#### What the task requires:
Copy the full set of lines exactly as given.

#### Material supplied:
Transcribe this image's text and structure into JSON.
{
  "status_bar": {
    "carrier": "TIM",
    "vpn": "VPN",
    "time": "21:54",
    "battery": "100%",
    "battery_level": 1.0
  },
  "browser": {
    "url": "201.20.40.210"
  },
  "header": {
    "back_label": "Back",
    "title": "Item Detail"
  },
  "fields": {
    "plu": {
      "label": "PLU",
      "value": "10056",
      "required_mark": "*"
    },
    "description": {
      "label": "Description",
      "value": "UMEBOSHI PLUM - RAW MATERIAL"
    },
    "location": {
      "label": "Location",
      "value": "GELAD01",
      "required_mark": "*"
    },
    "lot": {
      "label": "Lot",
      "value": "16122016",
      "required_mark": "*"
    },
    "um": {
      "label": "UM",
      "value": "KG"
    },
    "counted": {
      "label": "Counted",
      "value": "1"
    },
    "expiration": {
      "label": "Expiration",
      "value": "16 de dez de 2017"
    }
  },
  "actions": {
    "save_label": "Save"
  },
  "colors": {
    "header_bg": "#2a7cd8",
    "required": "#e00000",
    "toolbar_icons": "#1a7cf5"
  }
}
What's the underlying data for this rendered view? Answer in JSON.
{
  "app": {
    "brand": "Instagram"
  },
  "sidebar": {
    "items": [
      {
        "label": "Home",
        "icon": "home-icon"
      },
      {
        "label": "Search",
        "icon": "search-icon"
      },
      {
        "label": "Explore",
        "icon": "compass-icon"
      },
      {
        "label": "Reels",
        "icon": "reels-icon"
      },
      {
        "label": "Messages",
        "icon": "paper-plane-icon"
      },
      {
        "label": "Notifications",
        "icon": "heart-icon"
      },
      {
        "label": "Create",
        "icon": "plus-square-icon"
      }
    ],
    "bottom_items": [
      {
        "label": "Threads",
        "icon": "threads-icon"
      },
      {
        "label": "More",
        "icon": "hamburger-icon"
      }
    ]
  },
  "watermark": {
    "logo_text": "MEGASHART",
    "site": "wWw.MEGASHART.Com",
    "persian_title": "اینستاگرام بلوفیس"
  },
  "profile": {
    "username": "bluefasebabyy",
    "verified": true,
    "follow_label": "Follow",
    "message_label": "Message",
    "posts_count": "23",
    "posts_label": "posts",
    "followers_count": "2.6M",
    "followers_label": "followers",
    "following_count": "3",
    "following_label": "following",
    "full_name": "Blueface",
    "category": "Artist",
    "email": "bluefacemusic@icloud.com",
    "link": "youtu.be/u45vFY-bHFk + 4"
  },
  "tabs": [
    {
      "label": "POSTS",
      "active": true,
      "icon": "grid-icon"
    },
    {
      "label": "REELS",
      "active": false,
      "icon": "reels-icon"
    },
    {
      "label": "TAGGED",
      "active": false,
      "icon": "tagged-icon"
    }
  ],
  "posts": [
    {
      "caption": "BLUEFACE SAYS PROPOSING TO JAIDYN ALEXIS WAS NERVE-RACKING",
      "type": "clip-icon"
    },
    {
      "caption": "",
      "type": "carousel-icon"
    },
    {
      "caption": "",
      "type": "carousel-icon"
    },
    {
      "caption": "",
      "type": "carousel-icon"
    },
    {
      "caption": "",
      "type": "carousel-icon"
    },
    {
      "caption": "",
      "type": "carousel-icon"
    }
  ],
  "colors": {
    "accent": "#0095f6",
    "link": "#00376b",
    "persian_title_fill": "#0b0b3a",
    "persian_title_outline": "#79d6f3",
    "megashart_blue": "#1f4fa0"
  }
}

#### Exercise answer:
Transcribe this image's text and structure into JSON.
{
  "status_bar": {
    "carrier": "TIM",
    "vpn": "VPN",
    "time": "21:54",
    "battery": "100%",
    "battery_level": 1.0
  },
  "browser": {
    "url": "201.20.40.210"
  },
  "header": {
    "back_label": "Back",
    "title": "Item Detail"
  },
  "fields": {
    "plu": {
      "label": "PLU",
      "value": "10056",
      "required_mark": "*"
    },
    "description": {
      "label": "Description",
      "value": "UMEBOSHI PLUM - RAW MATERIAL"
    },
    "location": {
      "label": "Location",
      "value": "GELAD01",
      "required_mark": "*"
    },
    "lot": {
      "label": "Lot",
      "value": "16122016",
      "required_mark": "*"
    },
    "um": {
      "label": "UM",
      "value": "KG"
    },
    "counted": {
      "label": "Counted",
      "value": "1"
    },
    "expiration": {
      "label": "Expiration",
      "value": "16 de dez de 2017"
    }
  },
  "actions": {
    "save_label": "Save"
  },
  "colors": {
    "header_bg": "#2a7cd8",
    "required": "#e00000",
    "toolbar_icons": "#1a7cf5"
  }
}
What's the underlying data for this rendered view? Answer in JSON.
{
  "app": {
    "brand": "Instagram"
  },
  "sidebar": {
    "items": [
      {
        "label": "Home",
        "icon": "home-icon"
      },
      {
        "label": "Search",
        "icon": "search-icon"
      },
      {
        "label": "Explore",
        "icon": "compass-icon"
      },
      {
        "label": "Reels",
        "icon": "reels-icon"
      },
      {
        "label": "Messages",
        "icon": "paper-plane-icon"
      },
      {
        "label": "Notifications",
        "icon": "heart-icon"
      },
      {
        "label": "Create",
        "icon": "plus-square-icon"
      }
    ],
    "bottom_items": [
      {
        "label": "Threads",
        "icon": "threads-icon"
      },
      {
        "label": "More",
        "icon": "hamburger-icon"
      }
    ]
  },
  "watermark": {
    "logo_text": "MEGASHART",
    "site": "wWw.MEGASHART.Com",
    "persian_title": "اینستاگرام بلوفیس"
  },
  "profile": {
    "username": "bluefasebabyy",
    "verified": true,
    "follow_label": "Follow",
    "message_label": "Message",
    "posts_count": "23",
    "posts_label": "posts",
    "followers_count": "2.6M",
    "followers_label": "followers",
    "following_count": "3",
    "following_label": "following",
    "full_name": "Blueface",
    "category": "Artist",
    "email": "bluefacemusic@icloud.com",
    "link": "youtu.be/u45vFY-bHFk + 4"
  },
  "tabs": [
    {
      "label": "POSTS",
      "active": true,
      "icon": "grid-icon"
    },
    {
      "label": "REELS",
      "active": false,
      "icon": "reels-icon"
    },
    {
      "label": "TAGGED",
      "active": false,
      "icon": "tagged-icon"
    }
  ],
  "posts": [
    {
      "caption": "BLUEFACE SAYS PROPOSING TO JAIDYN ALEXIS WAS NERVE-RACKING",
      "type": "clip-icon"
    },
    {
      "caption": "",
      "type": "carousel-icon"
    },
    {
      "caption": "",
      "type": "carousel-icon"
    },
    {
      "caption": "",
      "type": "carousel-icon"
    },
    {
      "caption": "",
      "type": "carousel-icon"
    },
    {
      "caption": "",
      "type": "carousel-icon"
    }
  ],
  "colors": {
    "accent": "#0095f6",
    "link": "#00376b",
    "persian_title_fill": "#0b0b3a",
    "persian_title_outline": "#79d6f3",
    "megashart_blue": "#1f4fa0"
  }
}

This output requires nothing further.